### Written instruction:
Copy each line with the word "skip" in it.

### Dataset extract:
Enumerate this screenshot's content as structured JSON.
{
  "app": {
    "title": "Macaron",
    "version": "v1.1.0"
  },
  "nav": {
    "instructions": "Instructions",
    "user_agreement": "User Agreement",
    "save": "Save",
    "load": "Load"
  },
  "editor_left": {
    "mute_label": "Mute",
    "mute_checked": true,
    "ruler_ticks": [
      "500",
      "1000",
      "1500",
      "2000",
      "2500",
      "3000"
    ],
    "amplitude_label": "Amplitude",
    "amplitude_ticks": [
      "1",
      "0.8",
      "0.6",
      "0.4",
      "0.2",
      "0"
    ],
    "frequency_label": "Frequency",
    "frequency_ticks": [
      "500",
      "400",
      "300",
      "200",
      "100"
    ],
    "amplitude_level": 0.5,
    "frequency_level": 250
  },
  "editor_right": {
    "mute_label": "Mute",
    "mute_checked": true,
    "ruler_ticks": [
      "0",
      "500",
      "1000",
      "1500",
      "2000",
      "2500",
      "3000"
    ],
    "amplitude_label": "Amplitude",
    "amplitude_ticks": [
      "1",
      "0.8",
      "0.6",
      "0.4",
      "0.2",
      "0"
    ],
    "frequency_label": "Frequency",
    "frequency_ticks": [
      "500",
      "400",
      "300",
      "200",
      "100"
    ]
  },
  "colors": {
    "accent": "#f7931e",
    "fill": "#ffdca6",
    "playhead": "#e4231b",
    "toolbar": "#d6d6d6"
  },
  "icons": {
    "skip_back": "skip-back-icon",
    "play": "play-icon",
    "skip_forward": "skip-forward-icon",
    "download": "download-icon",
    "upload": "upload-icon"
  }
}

### Result of the task:
    "skip_back": "skip-back-icon",
    "skip_forward": "skip-forward-icon",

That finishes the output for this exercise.